● **GIVEN RECORDS**

▬▬▬▬▬▬▬▬▬▬

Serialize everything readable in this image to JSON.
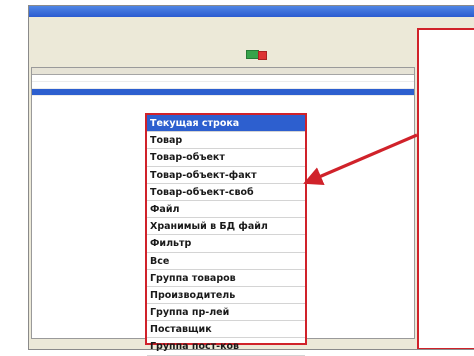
{
  "colors": {
    "accent_red": "#d0222a",
    "selection_blue": "#2d5fcf"
  },
  "window": {
    "title": "",
    "status_text": ""
  },
  "toolbar": {
    "row1": [],
    "row2": []
  },
  "filter_bar": {
    "text": ""
  },
  "grid": {
    "columns": [
      "",
      "",
      "",
      "",
      ""
    ],
    "rows": [
      {
        "cells": [
          "",
          "",
          "",
          "",
          ""
        ],
        "selected": false
      },
      {
        "cells": [
          "",
          "",
          "",
          "",
          ""
        ],
        "selected": false
      },
      {
        "cells": [
          "",
          "",
          "",
          "",
          ""
        ],
        "selected": true
      }
    ]
  },
  "status_bar": {
    "text": ""
  },
  "side_panel": {
    "items": []
  },
  "popup_menu": {
    "items": [
      {
        "label": "Текущая строка",
        "selected": true
      },
      {
        "label": "Товар",
        "selected": false
      },
      {
        "label": "Товар-объект",
        "selected": false
      },
      {
        "label": "Товар-объект-факт",
        "selected": false
      },
      {
        "label": "Товар-объект-своб",
        "selected": false
      },
      {
        "label": "Файл",
        "selected": false
      },
      {
        "label": "Хранимый в БД файл",
        "selected": false
      },
      {
        "label": "Фильтр",
        "selected": false
      },
      {
        "label": "Все",
        "selected": false
      },
      {
        "label": "Группа товаров",
        "selected": false
      },
      {
        "label": "Производитель",
        "selected": false
      },
      {
        "label": "Группа пр-лей",
        "selected": false
      },
      {
        "label": "Поставщик",
        "selected": false
      },
      {
        "label": "Группа пост-ков",
        "selected": false
      }
    ]
  }
}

▬▬▬▬▬▬▬▬▬▬

● **WHAT YOU SHOULD DO**
Restate the listing above word for word, and skip the pictures.

● **EXERCISE ANSWER**
Serialize everything readable in this image to JSON.
{
  "colors": {
    "accent_red": "#d0222a",
    "selection_blue": "#2d5fcf"
  },
  "window": {
    "title": "",
    "status_text": ""
  },
  "toolbar": {
    "row1": [],
    "row2": []
  },
  "filter_bar": {
    "text": ""
  },
  "grid": {
    "columns": [
      "",
      "",
      "",
      "",
      ""
    ],
    "rows": [
      {
        "cells": [
          "",
          "",
          "",
          "",
          ""
        ],
        "selected": false
      },
      {
        "cells": [
          "",
          "",
          "",
          "",
          ""
        ],
        "selected": false
      },
      {
        "cells": [
          "",
          "",
          "",
          "",
          ""
        ],
        "selected": true
      }
    ]
  },
  "status_bar": {
    "text": ""
  },
  "side_panel": {
    "items": []
  },
  "popup_menu": {
    "items": [
      {
        "label": "Текущая строка",
        "selected": true
      },
      {
        "label": "Товар",
        "selected": false
      },
      {
        "label": "Товар-объект",
        "selected": false
      },
      {
        "label": "Товар-объект-факт",
        "selected": false
      },
      {
        "label": "Товар-объект-своб",
        "selected": false
      },
      {
        "label": "Файл",
        "selected": false
      },
      {
        "label": "Хранимый в БД файл",
        "selected": false
      },
      {
        "label": "Фильтр",
        "selected": false
      },
      {
        "label": "Все",
        "selected": false
      },
      {
        "label": "Группа товаров",
        "selected": false
      },
      {
        "label": "Производитель",
        "selected": false
      },
      {
        "label": "Группа пр-лей",
        "selected": false
      },
      {
        "label": "Поставщик",
        "selected": false
      },
      {
        "label": "Группа пост-ков",
        "selected": false
      }
    ]
  }
}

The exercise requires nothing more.